WHAT YOU SHOULD DO>
Repeat the records below exactly, leaving out any pictures.

BEGIN

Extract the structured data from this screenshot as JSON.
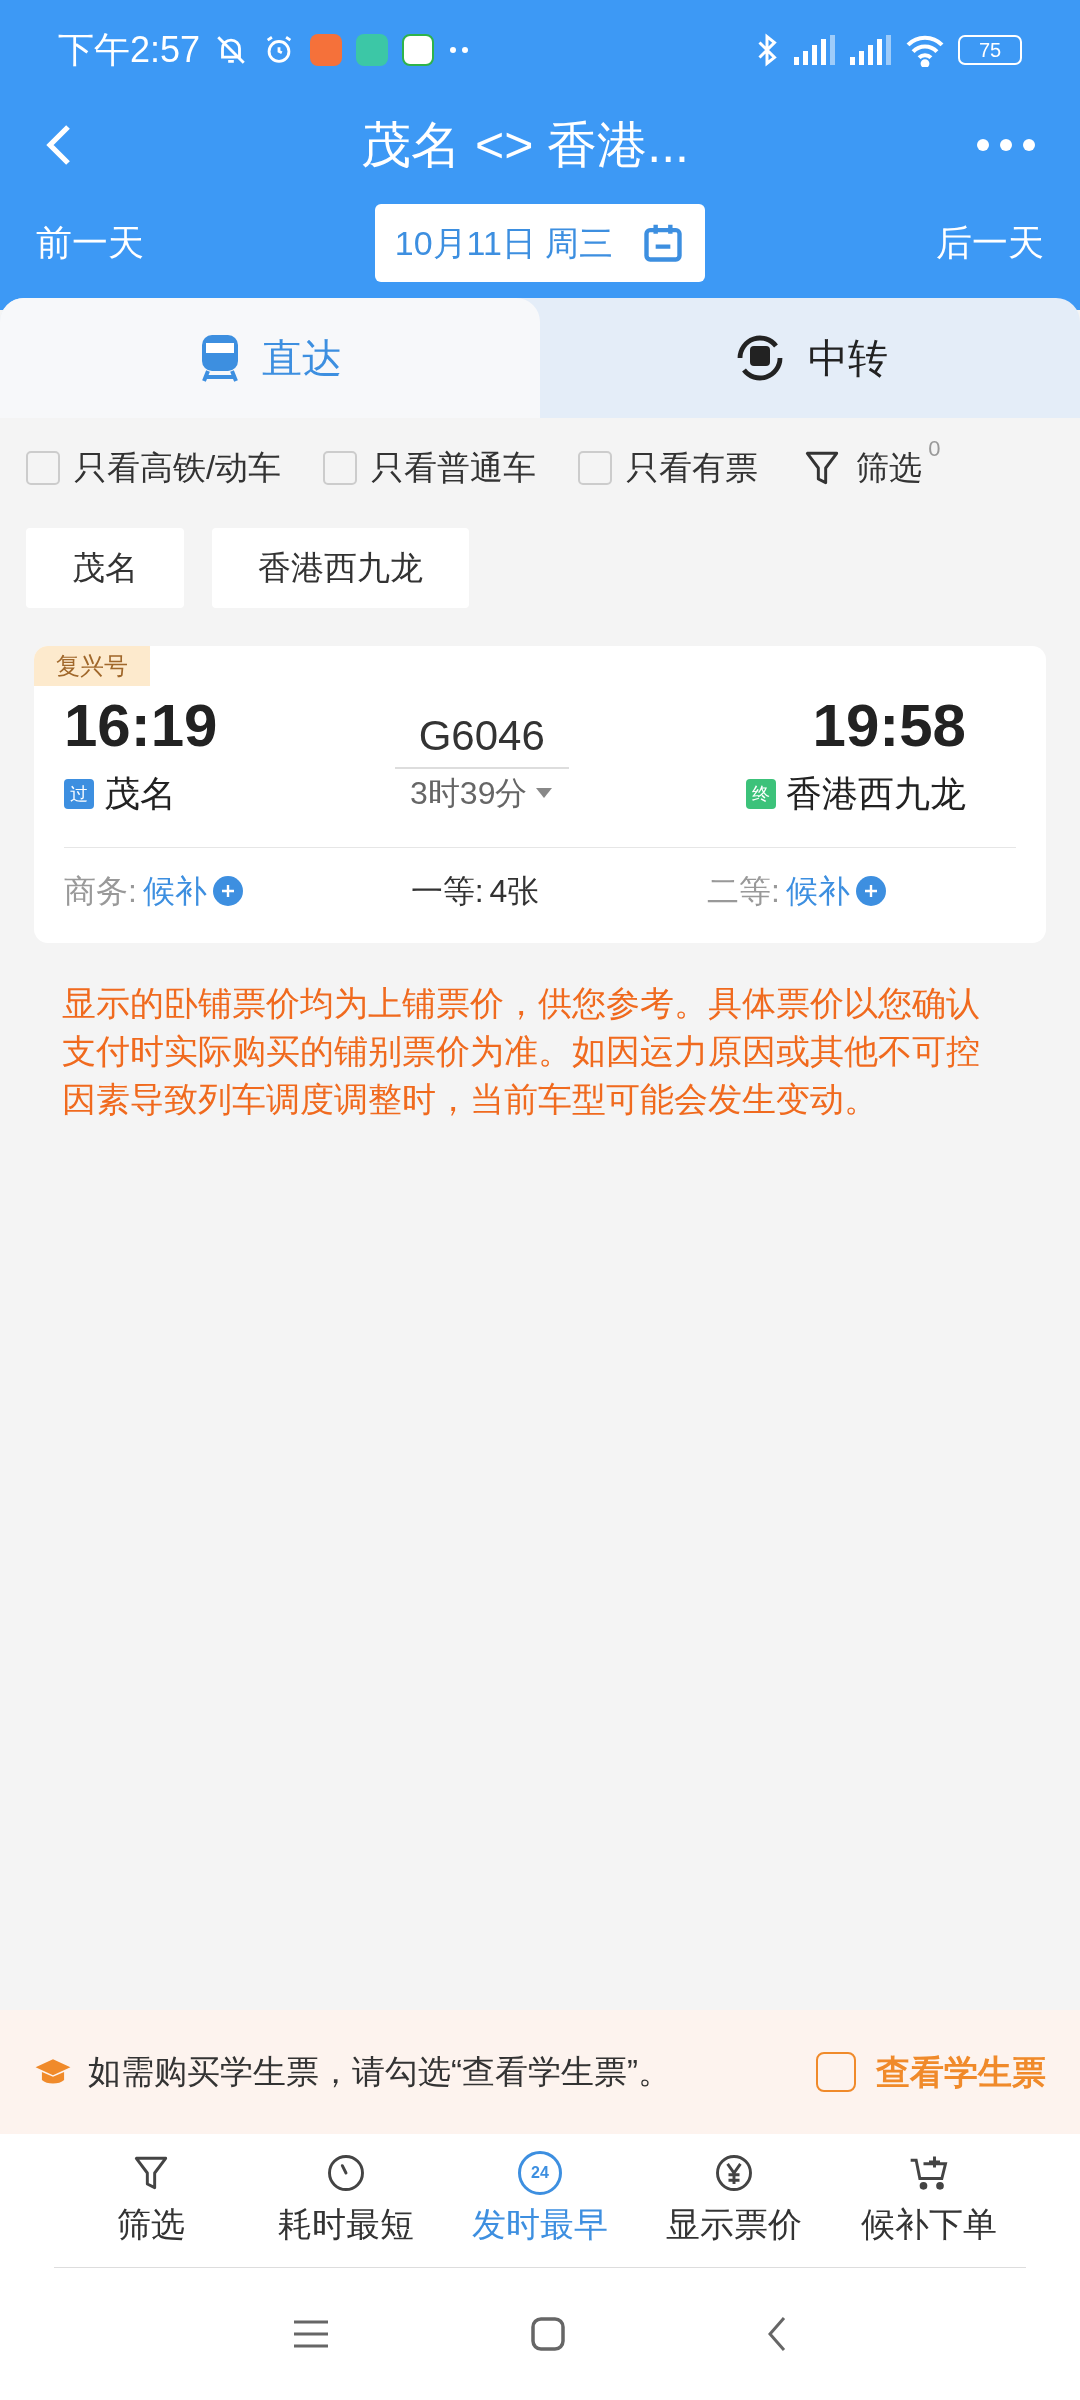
{
  "status_bar": {
    "time": "下午2:57",
    "battery": "75"
  },
  "header": {
    "title": "茂名 <> 香港..."
  },
  "date_bar": {
    "prev": "前一天",
    "date": "10月11日 周三",
    "next": "后一天"
  },
  "tabs": [
    {
      "label": "直达",
      "selected": true
    },
    {
      "label": "中转",
      "selected": false
    }
  ],
  "filters": [
    {
      "label": "只看高铁/动车",
      "checked": false
    },
    {
      "label": "只看普通车",
      "checked": false
    },
    {
      "label": "只看有票",
      "checked": false
    }
  ],
  "filter_button": {
    "label": "筛选",
    "count": "0"
  },
  "stations": [
    "茂名",
    "香港西九龙"
  ],
  "trains": [
    {
      "badge": "复兴号",
      "depart_time": "16:19",
      "depart_tag": "过",
      "depart_station": "茂名",
      "number": "G6046",
      "duration": "3时39分",
      "arrive_time": "19:58",
      "arrive_tag": "终",
      "arrive_station": "香港西九龙",
      "seats": [
        {
          "class": "商务:",
          "value": "候补",
          "waitlist": true
        },
        {
          "class": "一等:",
          "value": "4张",
          "waitlist": false
        },
        {
          "class": "二等:",
          "value": "候补",
          "waitlist": true
        }
      ]
    }
  ],
  "notice": "显示的卧铺票价均为上铺票价，供您参考。具体票价以您确认支付时实际购买的铺别票价为准。如因运力原因或其他不可控因素导致列车调度调整时，当前车型可能会发生变动。",
  "student_bar": {
    "message": "如需购买学生票，请勾选“查看学生票”。",
    "checkbox_label": "查看学生票",
    "checked": false
  },
  "bottom_nav": [
    {
      "kind": "filter",
      "label": "筛选",
      "selected": false
    },
    {
      "kind": "timer",
      "label": "耗时最短",
      "selected": false
    },
    {
      "kind": "clock24",
      "label": "发时最早",
      "icon_text": "24",
      "selected": true
    },
    {
      "kind": "yen",
      "label": "显示票价",
      "selected": false
    },
    {
      "kind": "cart",
      "label": "候补下单",
      "selected": false
    }
  ]
}
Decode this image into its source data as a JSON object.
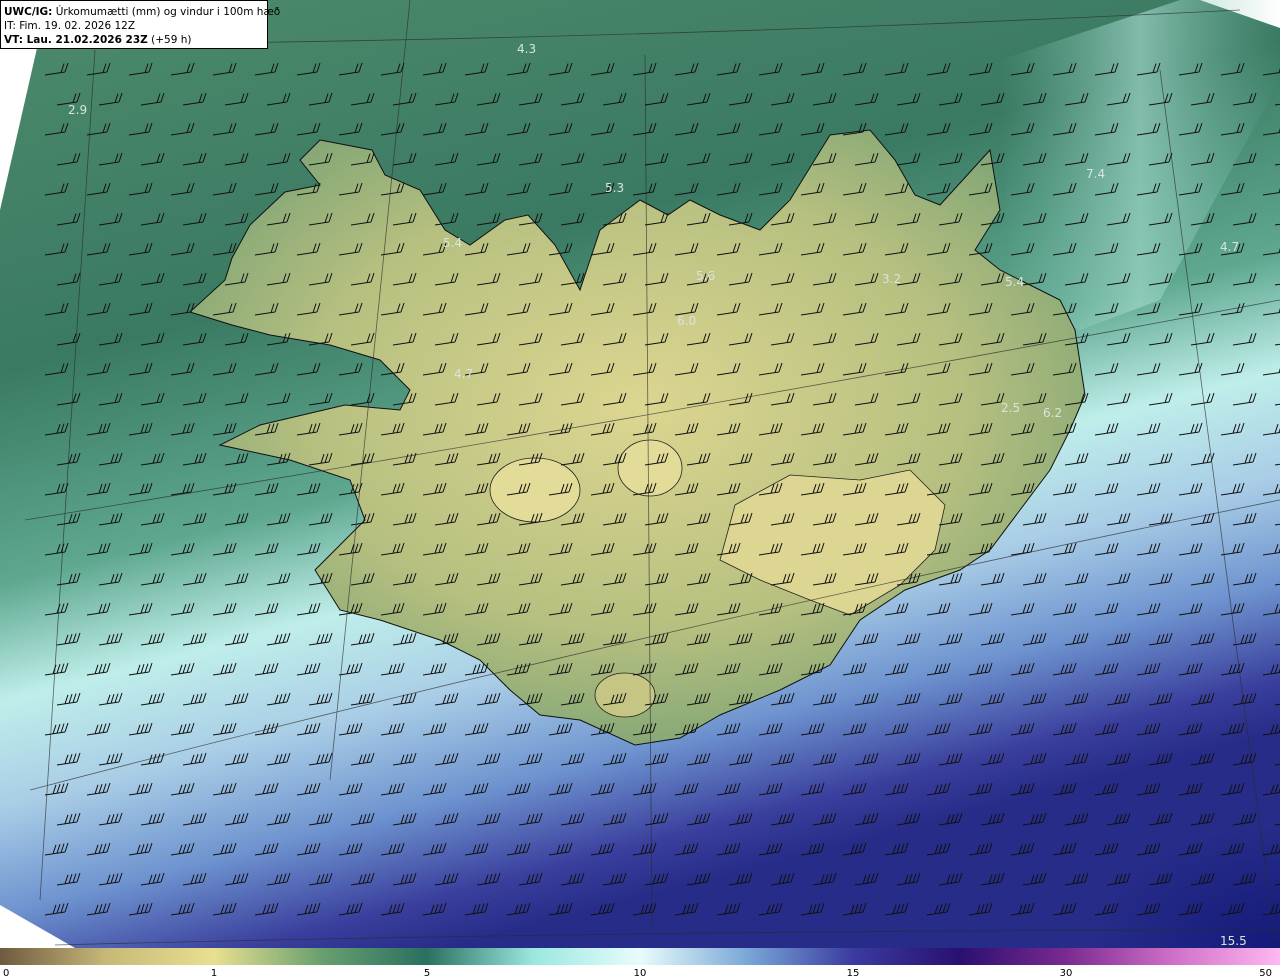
{
  "header": {
    "model": "UWC/IG:",
    "title": "Úrkomumætti (mm) og vindur i 100m hæð",
    "it": "IT: Fim. 19. 02. 2026 12Z",
    "vt_prefix": "VT: Lau. 21.02.2026 23Z",
    "vt_suffix": "(+59 h)"
  },
  "map_labels": [
    {
      "text": "4.3"
    },
    {
      "text": "2.9"
    },
    {
      "text": "5.3"
    },
    {
      "text": "5.4"
    },
    {
      "text": "7.4"
    },
    {
      "text": "4.7"
    },
    {
      "text": "5.6"
    },
    {
      "text": "3.2"
    },
    {
      "text": "5.4"
    },
    {
      "text": "6.0"
    },
    {
      "text": "4.7"
    },
    {
      "text": "2.5"
    },
    {
      "text": "6.2"
    },
    {
      "text": "15.5"
    }
  ],
  "colorbar": {
    "ticks": [
      "0",
      "1",
      "5",
      "10",
      "15",
      "30",
      "50"
    ],
    "colors": [
      "#6e5a40",
      "#c8b878",
      "#e8e090",
      "#6aa070",
      "#2a7060",
      "#9ae8e0",
      "#e8fcfc",
      "#7aa8d8",
      "#3a3aa0",
      "#2a1070",
      "#7a2a90",
      "#d070c8",
      "#ffb8f0"
    ]
  },
  "colors": {
    "land_low": "#d8d38a",
    "sea_green": "#3e7e66",
    "sea_deep": "#2d6a55",
    "cyan": "#bfeeea",
    "blue": "#6f9ad0",
    "navy": "#2f2f8e"
  }
}
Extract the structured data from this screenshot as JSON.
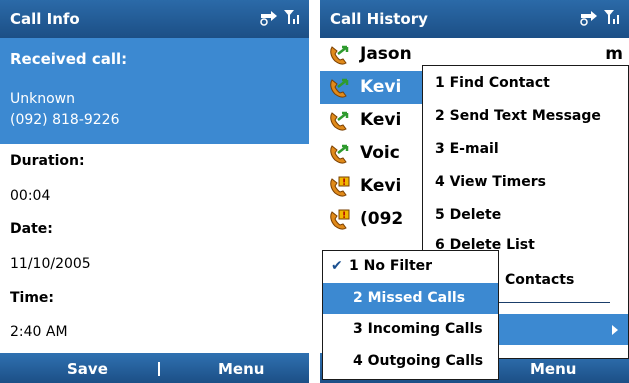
{
  "left": {
    "title": "Call Info",
    "received_heading": "Received call:",
    "caller_name": "Unknown",
    "caller_number": "(092) 818-9226",
    "duration_label": "Duration:",
    "duration_value": "00:04",
    "date_label": "Date:",
    "date_value": "11/10/2005",
    "time_label": "Time:",
    "time_value": "2:40 AM",
    "softkeys": {
      "left": "Save",
      "right": "Menu"
    }
  },
  "right": {
    "title": "Call History",
    "rows": [
      {
        "name": "Jason",
        "trail": "m",
        "icon": "incoming-call-icon"
      },
      {
        "name": "Kevi",
        "icon": "incoming-call-icon"
      },
      {
        "name": "Kevi",
        "icon": "incoming-call-icon"
      },
      {
        "name": "Voic",
        "icon": "incoming-call-icon"
      },
      {
        "name": "Kevi",
        "icon": "missed-call-icon"
      },
      {
        "name": "(092",
        "icon": "missed-call-icon"
      }
    ],
    "menu_items": [
      "1 Find Contact",
      "2 Send Text Message",
      "3 E-mail",
      "4 View Timers",
      "5 Delete",
      "6 Delete List",
      "Contacts"
    ],
    "filter_items": [
      "1 No Filter",
      "2 Missed Calls",
      "3 Incoming Calls",
      "4 Outgoing Calls"
    ],
    "filter_checked_index": 0,
    "filter_highlighted_index": 1,
    "softkey_right": "Menu"
  },
  "colors": {
    "title_bar": "#1c4f86",
    "selection": "#3c89d1",
    "missed_icon": "#f2b800",
    "incoming_icon": "#2e9a2e"
  }
}
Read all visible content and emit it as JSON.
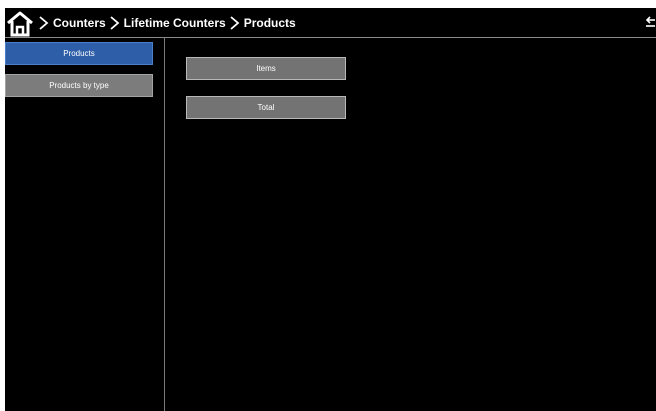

END

TASK ANSWER>
Extract the structured data from this screenshot as JSON.
{
  "status_bar": {
    "time": "下午2:57",
    "battery": "75"
  },
  "header": {
    "title": "茂名 <> 香港..."
  },
  "date_bar": {
    "prev": "前一天",
    "date": "10月11日 周三",
    "next": "后一天"
  },
  "tabs": [
    {
      "label": "直达",
      "selected": true
    },
    {
      "label": "中转",
      "selected": false
    }
  ],
  "filters": [
    {
      "label": "只看高铁/动车",
      "checked": false
    },
    {
      "label": "只看普通车",
      "checked": false
    },
    {
      "label": "只看有票",
      "checked": false
    }
  ],
  "filter_button": {
    "label": "筛选",
    "count": "0"
  },
  "stations": [
    "茂名",
    "香港西九龙"
  ],
  "trains": [
    {
      "badge": "复兴号",
      "depart_time": "16:19",
      "depart_tag": "过",
      "depart_station": "茂名",
      "number": "G6046",
      "duration": "3时39分",
      "arrive_time": "19:58",
      "arrive_tag": "终",
      "arrive_station": "香港西九龙",
      "seats": [
        {
          "class": "商务:",
          "value": "候补",
          "waitlist": true
        },
        {
          "class": "一等:",
          "value": "4张",
          "waitlist": false
        },
        {
          "class": "二等:",
          "value": "候补",
          "waitlist": true
        }
      ]
    }
  ],
  "notice": "显示的卧铺票价均为上铺票价，供您参考。具体票价以您确认支付时实际购买的铺别票价为准。如因运力原因或其他不可控因素导致列车调度调整时，当前车型可能会发生变动。",
  "student_bar": {
    "message": "如需购买学生票，请勾选“查看学生票”。",
    "checkbox_label": "查看学生票",
    "checked": false
  },
  "bottom_nav": [
    {
      "kind": "filter",
      "label": "筛选",
      "selected": false
    },
    {
      "kind": "timer",
      "label": "耗时最短",
      "selected": false
    },
    {
      "kind": "clock24",
      "label": "发时最早",
      "icon_text": "24",
      "selected": true
    },
    {
      "kind": "yen",
      "label": "显示票价",
      "selected": false
    },
    {
      "kind": "cart",
      "label": "候补下单",
      "selected": false
    }
  ]
}
Decode this image into its source data as a JSON object.
{
  "header": {
    "model": "UWC/IG:",
    "title": "Úrkomumætti (mm) og vindur i 100m hæð",
    "it": "IT: Fim. 19. 02. 2026 12Z",
    "vt_prefix": "VT: Lau. 21.02.2026 23Z",
    "vt_suffix": "(+59 h)"
  },
  "map_labels": [
    {
      "text": "4.3"
    },
    {
      "text": "2.9"
    },
    {
      "text": "5.3"
    },
    {
      "text": "5.4"
    },
    {
      "text": "7.4"
    },
    {
      "text": "4.7"
    },
    {
      "text": "5.6"
    },
    {
      "text": "3.2"
    },
    {
      "text": "5.4"
    },
    {
      "text": "6.0"
    },
    {
      "text": "4.7"
    },
    {
      "text": "2.5"
    },
    {
      "text": "6.2"
    },
    {
      "text": "15.5"
    }
  ],
  "colorbar": {
    "ticks": [
      "0",
      "1",
      "5",
      "10",
      "15",
      "30",
      "50"
    ],
    "colors": [
      "#6e5a40",
      "#c8b878",
      "#e8e090",
      "#6aa070",
      "#2a7060",
      "#9ae8e0",
      "#e8fcfc",
      "#7aa8d8",
      "#3a3aa0",
      "#2a1070",
      "#7a2a90",
      "#d070c8",
      "#ffb8f0"
    ]
  },
  "colors": {
    "land_low": "#d8d38a",
    "sea_green": "#3e7e66",
    "sea_deep": "#2d6a55",
    "cyan": "#bfeeea",
    "blue": "#6f9ad0",
    "navy": "#2f2f8e"
  }
}
Extract the structured data from this screenshot as JSON.
{
  "left": {
    "title": "Call Info",
    "received_heading": "Received call:",
    "caller_name": "Unknown",
    "caller_number": "(092) 818-9226",
    "duration_label": "Duration:",
    "duration_value": "00:04",
    "date_label": "Date:",
    "date_value": "11/10/2005",
    "time_label": "Time:",
    "time_value": "2:40 AM",
    "softkeys": {
      "left": "Save",
      "right": "Menu"
    }
  },
  "right": {
    "title": "Call History",
    "rows": [
      {
        "name": "Jason",
        "trail": "m",
        "icon": "incoming-call-icon"
      },
      {
        "name": "Kevi",
        "icon": "incoming-call-icon"
      },
      {
        "name": "Kevi",
        "icon": "incoming-call-icon"
      },
      {
        "name": "Voic",
        "icon": "incoming-call-icon"
      },
      {
        "name": "Kevi",
        "icon": "missed-call-icon"
      },
      {
        "name": "(092",
        "icon": "missed-call-icon"
      }
    ],
    "menu_items": [
      "1 Find Contact",
      "2 Send Text Message",
      "3 E-mail",
      "4 View Timers",
      "5 Delete",
      "6 Delete List",
      "Contacts"
    ],
    "filter_items": [
      "1 No Filter",
      "2 Missed Calls",
      "3 Incoming Calls",
      "4 Outgoing Calls"
    ],
    "filter_checked_index": 0,
    "filter_highlighted_index": 1,
    "softkey_right": "Menu"
  },
  "colors": {
    "title_bar": "#1c4f86",
    "selection": "#3c89d1",
    "missed_icon": "#f2b800",
    "incoming_icon": "#2e9a2e"
  }
}
Read all visible content and emit it as JSON.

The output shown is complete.